■ DIRECTIONS ■
Return the records, each one exactly as written.

■ INPUT ■
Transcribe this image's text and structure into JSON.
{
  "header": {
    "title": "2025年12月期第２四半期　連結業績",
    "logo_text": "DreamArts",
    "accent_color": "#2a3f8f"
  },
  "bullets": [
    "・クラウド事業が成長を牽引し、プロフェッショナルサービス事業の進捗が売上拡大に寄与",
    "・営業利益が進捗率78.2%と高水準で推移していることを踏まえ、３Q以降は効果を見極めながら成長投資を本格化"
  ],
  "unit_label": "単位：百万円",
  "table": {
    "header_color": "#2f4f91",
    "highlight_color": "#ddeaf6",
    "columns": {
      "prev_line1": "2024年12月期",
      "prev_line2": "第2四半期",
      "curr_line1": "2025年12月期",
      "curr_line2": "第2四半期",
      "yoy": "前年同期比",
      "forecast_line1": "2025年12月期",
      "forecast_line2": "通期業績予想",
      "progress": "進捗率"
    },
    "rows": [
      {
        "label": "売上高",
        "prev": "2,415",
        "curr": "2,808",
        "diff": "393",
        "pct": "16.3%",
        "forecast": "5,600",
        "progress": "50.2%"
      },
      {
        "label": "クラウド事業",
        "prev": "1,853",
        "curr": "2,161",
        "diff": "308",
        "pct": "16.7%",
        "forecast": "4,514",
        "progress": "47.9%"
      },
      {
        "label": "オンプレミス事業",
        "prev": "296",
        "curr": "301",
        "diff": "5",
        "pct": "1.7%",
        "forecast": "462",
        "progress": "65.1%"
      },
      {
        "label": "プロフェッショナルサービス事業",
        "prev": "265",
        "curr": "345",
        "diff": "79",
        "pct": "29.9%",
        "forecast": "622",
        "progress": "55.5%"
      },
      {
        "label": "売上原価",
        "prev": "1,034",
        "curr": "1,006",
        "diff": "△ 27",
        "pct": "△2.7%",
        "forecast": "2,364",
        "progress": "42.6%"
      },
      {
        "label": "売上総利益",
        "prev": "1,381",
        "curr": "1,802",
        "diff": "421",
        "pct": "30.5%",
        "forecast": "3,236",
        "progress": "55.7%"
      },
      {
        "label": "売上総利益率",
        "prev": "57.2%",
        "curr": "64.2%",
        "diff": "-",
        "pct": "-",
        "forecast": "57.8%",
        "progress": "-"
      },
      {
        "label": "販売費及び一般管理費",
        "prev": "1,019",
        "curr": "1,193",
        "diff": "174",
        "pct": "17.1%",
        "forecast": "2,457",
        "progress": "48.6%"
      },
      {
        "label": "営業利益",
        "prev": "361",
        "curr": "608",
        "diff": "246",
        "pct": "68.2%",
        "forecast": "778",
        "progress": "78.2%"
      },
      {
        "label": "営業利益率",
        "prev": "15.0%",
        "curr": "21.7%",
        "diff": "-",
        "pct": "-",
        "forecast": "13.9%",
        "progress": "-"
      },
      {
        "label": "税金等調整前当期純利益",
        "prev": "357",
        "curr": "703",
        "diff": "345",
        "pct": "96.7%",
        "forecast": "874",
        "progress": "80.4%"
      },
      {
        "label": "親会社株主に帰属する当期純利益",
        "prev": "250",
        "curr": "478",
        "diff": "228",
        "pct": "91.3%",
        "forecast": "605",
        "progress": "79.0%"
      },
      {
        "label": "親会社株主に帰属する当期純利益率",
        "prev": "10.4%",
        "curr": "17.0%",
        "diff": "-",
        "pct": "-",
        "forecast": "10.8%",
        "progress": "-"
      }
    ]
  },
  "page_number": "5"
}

■ RESULT ■
Transcribe this image's text and structure into JSON.
{
  "header": {
    "title": "2025年12月期第２四半期　連結業績",
    "logo_text": "DreamArts",
    "accent_color": "#2a3f8f"
  },
  "bullets": [
    "・クラウド事業が成長を牽引し、プロフェッショナルサービス事業の進捗が売上拡大に寄与",
    "・営業利益が進捗率78.2%と高水準で推移していることを踏まえ、３Q以降は効果を見極めながら成長投資を本格化"
  ],
  "unit_label": "単位：百万円",
  "table": {
    "header_color": "#2f4f91",
    "highlight_color": "#ddeaf6",
    "columns": {
      "prev_line1": "2024年12月期",
      "prev_line2": "第2四半期",
      "curr_line1": "2025年12月期",
      "curr_line2": "第2四半期",
      "yoy": "前年同期比",
      "forecast_line1": "2025年12月期",
      "forecast_line2": "通期業績予想",
      "progress": "進捗率"
    },
    "rows": [
      {
        "label": "売上高",
        "prev": "2,415",
        "curr": "2,808",
        "diff": "393",
        "pct": "16.3%",
        "forecast": "5,600",
        "progress": "50.2%"
      },
      {
        "label": "クラウド事業",
        "prev": "1,853",
        "curr": "2,161",
        "diff": "308",
        "pct": "16.7%",
        "forecast": "4,514",
        "progress": "47.9%"
      },
      {
        "label": "オンプレミス事業",
        "prev": "296",
        "curr": "301",
        "diff": "5",
        "pct": "1.7%",
        "forecast": "462",
        "progress": "65.1%"
      },
      {
        "label": "プロフェッショナルサービス事業",
        "prev": "265",
        "curr": "345",
        "diff": "79",
        "pct": "29.9%",
        "forecast": "622",
        "progress": "55.5%"
      },
      {
        "label": "売上原価",
        "prev": "1,034",
        "curr": "1,006",
        "diff": "△ 27",
        "pct": "△2.7%",
        "forecast": "2,364",
        "progress": "42.6%"
      },
      {
        "label": "売上総利益",
        "prev": "1,381",
        "curr": "1,802",
        "diff": "421",
        "pct": "30.5%",
        "forecast": "3,236",
        "progress": "55.7%"
      },
      {
        "label": "売上総利益率",
        "prev": "57.2%",
        "curr": "64.2%",
        "diff": "-",
        "pct": "-",
        "forecast": "57.8%",
        "progress": "-"
      },
      {
        "label": "販売費及び一般管理費",
        "prev": "1,019",
        "curr": "1,193",
        "diff": "174",
        "pct": "17.1%",
        "forecast": "2,457",
        "progress": "48.6%"
      },
      {
        "label": "営業利益",
        "prev": "361",
        "curr": "608",
        "diff": "246",
        "pct": "68.2%",
        "forecast": "778",
        "progress": "78.2%"
      },
      {
        "label": "営業利益率",
        "prev": "15.0%",
        "curr": "21.7%",
        "diff": "-",
        "pct": "-",
        "forecast": "13.9%",
        "progress": "-"
      },
      {
        "label": "税金等調整前当期純利益",
        "prev": "357",
        "curr": "703",
        "diff": "345",
        "pct": "96.7%",
        "forecast": "874",
        "progress": "80.4%"
      },
      {
        "label": "親会社株主に帰属する当期純利益",
        "prev": "250",
        "curr": "478",
        "diff": "228",
        "pct": "91.3%",
        "forecast": "605",
        "progress": "79.0%"
      },
      {
        "label": "親会社株主に帰属する当期純利益率",
        "prev": "10.4%",
        "curr": "17.0%",
        "diff": "-",
        "pct": "-",
        "forecast": "10.8%",
        "progress": "-"
      }
    ]
  },
  "page_number": "5"
}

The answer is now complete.